* TASK INPUTS
——————————
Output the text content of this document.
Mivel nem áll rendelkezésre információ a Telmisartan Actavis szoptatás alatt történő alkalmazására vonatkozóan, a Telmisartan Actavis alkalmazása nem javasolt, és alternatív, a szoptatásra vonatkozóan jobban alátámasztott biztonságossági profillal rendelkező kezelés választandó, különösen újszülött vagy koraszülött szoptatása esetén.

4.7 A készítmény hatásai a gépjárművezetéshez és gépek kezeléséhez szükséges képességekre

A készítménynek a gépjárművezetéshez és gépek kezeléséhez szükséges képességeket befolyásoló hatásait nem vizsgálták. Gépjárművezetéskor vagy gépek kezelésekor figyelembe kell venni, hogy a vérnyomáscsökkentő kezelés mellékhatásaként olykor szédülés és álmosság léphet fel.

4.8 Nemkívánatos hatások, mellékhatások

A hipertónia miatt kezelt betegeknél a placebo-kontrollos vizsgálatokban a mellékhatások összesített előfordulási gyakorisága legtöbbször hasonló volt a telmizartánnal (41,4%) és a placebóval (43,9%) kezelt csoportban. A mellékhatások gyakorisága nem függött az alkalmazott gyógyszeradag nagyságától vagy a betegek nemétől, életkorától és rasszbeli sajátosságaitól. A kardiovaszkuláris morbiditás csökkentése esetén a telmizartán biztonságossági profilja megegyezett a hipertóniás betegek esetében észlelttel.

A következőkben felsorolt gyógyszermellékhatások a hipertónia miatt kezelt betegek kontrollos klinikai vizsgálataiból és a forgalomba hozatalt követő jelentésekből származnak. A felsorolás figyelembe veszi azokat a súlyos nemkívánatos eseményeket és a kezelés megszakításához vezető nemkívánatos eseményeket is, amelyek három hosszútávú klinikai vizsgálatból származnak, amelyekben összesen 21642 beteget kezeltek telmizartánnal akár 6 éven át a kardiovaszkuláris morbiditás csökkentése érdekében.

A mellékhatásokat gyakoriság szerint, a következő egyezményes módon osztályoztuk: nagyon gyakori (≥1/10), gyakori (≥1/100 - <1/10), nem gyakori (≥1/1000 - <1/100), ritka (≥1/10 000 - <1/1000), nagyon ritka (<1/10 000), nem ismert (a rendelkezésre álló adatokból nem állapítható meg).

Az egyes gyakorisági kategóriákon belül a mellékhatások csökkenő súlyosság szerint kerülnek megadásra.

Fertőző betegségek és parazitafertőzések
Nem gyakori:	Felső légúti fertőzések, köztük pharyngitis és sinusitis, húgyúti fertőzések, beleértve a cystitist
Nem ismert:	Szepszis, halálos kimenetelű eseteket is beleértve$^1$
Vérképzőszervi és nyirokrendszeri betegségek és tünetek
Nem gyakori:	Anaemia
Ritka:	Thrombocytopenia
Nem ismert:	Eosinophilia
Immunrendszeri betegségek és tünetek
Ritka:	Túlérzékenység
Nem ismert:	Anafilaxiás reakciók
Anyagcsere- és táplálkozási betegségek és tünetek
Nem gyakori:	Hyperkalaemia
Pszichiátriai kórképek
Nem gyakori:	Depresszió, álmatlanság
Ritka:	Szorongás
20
——————————
* PROBLEM
Looking at the records above, work out how many lines include the word "miatt", then give that number by itself.

* CORRECT ANSWER
2